DIRECTION. Collect all lines from the listing that include the string "What".
--- START OF DATA FOR THE TASK ---
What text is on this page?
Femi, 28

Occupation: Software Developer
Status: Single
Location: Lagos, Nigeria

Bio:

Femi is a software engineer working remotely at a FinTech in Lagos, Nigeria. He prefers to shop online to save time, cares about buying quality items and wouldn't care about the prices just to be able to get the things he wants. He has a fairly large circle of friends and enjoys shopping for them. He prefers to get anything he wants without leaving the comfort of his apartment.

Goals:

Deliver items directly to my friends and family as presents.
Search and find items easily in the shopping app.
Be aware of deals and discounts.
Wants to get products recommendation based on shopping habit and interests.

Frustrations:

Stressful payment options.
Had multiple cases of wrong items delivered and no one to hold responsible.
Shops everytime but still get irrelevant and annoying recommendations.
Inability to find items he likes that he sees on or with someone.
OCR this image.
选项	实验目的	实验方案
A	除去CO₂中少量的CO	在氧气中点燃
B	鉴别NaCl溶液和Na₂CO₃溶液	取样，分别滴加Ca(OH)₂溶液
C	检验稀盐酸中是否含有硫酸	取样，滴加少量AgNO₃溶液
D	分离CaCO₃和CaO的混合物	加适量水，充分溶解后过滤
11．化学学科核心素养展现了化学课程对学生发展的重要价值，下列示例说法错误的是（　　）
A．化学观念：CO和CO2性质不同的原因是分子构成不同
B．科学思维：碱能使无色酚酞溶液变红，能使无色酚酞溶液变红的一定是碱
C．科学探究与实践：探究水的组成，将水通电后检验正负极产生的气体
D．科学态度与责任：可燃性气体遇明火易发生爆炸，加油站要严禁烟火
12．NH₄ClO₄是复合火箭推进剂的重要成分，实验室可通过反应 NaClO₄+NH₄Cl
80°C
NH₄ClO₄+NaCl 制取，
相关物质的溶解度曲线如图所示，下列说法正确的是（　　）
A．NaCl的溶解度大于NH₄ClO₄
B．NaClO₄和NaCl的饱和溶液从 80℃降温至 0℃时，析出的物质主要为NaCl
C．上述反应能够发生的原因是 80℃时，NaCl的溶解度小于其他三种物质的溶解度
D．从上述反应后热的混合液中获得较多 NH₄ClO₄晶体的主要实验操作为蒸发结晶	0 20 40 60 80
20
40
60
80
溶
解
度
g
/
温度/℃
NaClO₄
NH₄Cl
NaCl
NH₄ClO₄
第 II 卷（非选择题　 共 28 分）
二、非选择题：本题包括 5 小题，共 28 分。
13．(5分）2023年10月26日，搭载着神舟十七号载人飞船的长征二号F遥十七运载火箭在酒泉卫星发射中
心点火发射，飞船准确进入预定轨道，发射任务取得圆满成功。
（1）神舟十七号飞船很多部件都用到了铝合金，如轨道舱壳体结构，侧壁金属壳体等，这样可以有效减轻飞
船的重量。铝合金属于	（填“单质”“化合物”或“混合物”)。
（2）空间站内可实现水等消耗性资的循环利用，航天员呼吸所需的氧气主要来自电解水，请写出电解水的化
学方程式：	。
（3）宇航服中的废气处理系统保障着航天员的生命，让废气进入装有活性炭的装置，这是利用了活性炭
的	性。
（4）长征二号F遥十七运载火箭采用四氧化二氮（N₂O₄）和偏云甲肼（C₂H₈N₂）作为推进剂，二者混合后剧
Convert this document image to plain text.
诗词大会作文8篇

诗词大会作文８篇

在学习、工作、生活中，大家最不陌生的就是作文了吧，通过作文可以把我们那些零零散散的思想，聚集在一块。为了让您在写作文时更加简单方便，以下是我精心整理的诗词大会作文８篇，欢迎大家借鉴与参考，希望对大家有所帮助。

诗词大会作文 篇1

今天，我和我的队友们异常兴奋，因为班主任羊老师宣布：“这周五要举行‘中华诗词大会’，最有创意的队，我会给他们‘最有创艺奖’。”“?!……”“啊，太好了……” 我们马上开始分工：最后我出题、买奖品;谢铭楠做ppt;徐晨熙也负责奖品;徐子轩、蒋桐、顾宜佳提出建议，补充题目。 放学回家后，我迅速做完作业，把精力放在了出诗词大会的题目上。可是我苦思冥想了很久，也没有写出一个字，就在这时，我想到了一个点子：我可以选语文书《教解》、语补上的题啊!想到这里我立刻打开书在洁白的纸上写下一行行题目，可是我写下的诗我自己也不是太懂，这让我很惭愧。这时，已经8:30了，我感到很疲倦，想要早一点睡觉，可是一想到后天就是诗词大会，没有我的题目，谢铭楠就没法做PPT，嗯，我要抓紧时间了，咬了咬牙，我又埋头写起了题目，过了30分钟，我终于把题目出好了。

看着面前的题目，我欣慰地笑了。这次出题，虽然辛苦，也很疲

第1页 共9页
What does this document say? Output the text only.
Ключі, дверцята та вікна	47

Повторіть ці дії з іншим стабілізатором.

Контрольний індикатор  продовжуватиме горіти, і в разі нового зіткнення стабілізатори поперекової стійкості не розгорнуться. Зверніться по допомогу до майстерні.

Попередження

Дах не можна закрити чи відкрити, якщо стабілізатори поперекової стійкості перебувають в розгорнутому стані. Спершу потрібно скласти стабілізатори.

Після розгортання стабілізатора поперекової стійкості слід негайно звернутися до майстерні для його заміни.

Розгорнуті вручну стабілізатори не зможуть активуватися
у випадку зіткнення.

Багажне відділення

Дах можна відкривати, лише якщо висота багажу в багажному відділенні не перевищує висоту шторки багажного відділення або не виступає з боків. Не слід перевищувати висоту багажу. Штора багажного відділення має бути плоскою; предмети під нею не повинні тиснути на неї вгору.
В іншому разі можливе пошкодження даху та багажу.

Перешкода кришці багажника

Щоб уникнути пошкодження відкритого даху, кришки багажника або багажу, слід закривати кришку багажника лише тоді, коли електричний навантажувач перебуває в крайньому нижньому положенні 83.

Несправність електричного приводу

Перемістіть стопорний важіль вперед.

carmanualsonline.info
--- END OF DATA FOR THE TASK ---
SOLUTION BELOW.
What text is on this page?
What does this document say? Output the text only.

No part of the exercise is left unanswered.